→ Problem to work on
Write the next part of the article on engineer registration in Australia, picking up after its last line.

The changing landscape of the regulation of professional engineers in Australia: how is your organisation impacted?

By Tim Jones, Daniel Maroske and Adam Rose
08 Jul 2021
With recent changes to the registration regimes for professional engineers operating in New South Wales and Victoria, and the potential introduction of a national automatic deemed registration regime, now is the time to review your organisation's compliance with the evolving requirements.

New registration requirements in New South Wales and Victoria took effect on 1 July 2021

We've previously highlighted the regulatory regimes to be introduced by the Design & Building Practitioners Act 2020 (NSW) (DBP Act) and Professional Engineers Registration Act 2019 (Vic) (PER Act). With respect to the engineering profession, the DBP Act and PER Act (and associated regulations) seek to largely replicate the regulatory scheme that has been in place for engineers in Queensland for a number of years. However, unlike the Queensland regime, which includes up to 26 classifications of engineers, the DBP Act and PER Act are currently limited to professional engineering services conducted in the building industry only.

The following registration requirements came into effect on 1 July 2021:

  • New South Wales – registration is required for practitioners who undertake professional engineering services on Class 2 buildings (apartments) or mixed use buildings that include Class 2.

→ Collected data

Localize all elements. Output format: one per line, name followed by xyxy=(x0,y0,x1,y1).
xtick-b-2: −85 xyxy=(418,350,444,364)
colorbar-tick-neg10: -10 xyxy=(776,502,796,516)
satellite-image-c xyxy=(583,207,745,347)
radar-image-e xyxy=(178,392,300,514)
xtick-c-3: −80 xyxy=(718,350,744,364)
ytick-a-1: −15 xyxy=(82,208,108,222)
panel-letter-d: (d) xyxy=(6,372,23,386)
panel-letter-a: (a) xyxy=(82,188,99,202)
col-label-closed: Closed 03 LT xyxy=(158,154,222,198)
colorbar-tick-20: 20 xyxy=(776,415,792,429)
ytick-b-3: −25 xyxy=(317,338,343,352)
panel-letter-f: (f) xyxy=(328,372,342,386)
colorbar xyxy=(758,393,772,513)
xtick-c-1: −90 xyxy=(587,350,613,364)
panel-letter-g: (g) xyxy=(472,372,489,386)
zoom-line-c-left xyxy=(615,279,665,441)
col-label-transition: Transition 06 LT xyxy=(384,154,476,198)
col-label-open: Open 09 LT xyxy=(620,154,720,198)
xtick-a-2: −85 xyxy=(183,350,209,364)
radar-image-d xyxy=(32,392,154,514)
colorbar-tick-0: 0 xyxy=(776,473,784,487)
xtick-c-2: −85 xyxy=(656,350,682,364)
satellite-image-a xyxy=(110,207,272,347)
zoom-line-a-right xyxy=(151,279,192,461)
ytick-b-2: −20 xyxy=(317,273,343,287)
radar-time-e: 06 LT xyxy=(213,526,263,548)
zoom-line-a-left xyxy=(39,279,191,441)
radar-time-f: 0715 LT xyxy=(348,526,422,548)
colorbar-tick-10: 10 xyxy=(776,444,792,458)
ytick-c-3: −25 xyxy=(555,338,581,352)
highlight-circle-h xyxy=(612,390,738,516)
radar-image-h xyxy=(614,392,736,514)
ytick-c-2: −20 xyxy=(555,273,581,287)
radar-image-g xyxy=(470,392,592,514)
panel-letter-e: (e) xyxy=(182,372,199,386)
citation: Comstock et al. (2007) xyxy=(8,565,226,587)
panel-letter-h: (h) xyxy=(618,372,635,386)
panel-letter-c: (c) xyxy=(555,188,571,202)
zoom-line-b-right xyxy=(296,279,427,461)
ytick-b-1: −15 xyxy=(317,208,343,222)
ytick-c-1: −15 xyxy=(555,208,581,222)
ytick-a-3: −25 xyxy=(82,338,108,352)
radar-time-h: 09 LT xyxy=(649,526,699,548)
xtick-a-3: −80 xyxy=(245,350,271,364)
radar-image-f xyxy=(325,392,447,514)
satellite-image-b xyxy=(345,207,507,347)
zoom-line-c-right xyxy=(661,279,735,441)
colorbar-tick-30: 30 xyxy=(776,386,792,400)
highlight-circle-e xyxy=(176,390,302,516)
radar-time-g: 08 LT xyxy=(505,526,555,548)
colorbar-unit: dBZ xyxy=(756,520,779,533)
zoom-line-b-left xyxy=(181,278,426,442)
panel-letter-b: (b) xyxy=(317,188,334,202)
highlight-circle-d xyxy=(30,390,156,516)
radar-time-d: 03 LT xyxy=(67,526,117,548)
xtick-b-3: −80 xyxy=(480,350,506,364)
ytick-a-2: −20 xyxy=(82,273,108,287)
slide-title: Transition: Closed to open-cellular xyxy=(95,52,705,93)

→ The response
  • Victoria – registration will be phased in for certain prescribed areas of engineering, as identified on the Consumer Affairs Victoria website. Practitioners who are already registered with the Victorian Building Authority as a building practitioner in the "engineer" category will have their registration automatically transferred.

Mutual recognition, automatic deemed registration and the carrying out of professional engineering services in Australia

The standardisation of laws applying to the engineering profession in Australia continues to be a moving feast. At present, under the Commonwealth Mutual Recognition Act 1992 (MR Act), where an engineer duly registered in one state seeks to practice in another state they are required to apply and pay for an additional registration in that other state. However, going forward under the scheme proposed in the Mutual Recognition Amendment Act 2021 (MRA Act) passed in May, the concept of "automatic deemed registration" is to be introduced. The effect of this new concept will be that an engineer registered in one state will be taken to be registered in another state without being required to seek additional recognition (as is the case at present).

The regime proposed by the MRA is not without its critics. Both New South Wales and Victoria have enacted legislation exempting engineers from the MRA Act provisions for a period of 12 months, with Queensland also yet to commit to the regime. In considering the proposed MRA Act, the Board of Professional Engineers of Queensland (BPEQ) recently stated that:

"AMR is a sound proposal in theory but first requires a standardised regulatory framework for engineers across jurisdictions. The proposed AMR scheme may undermine the effectiveness of Queensland’s registration scheme and pose risks to the public and profession."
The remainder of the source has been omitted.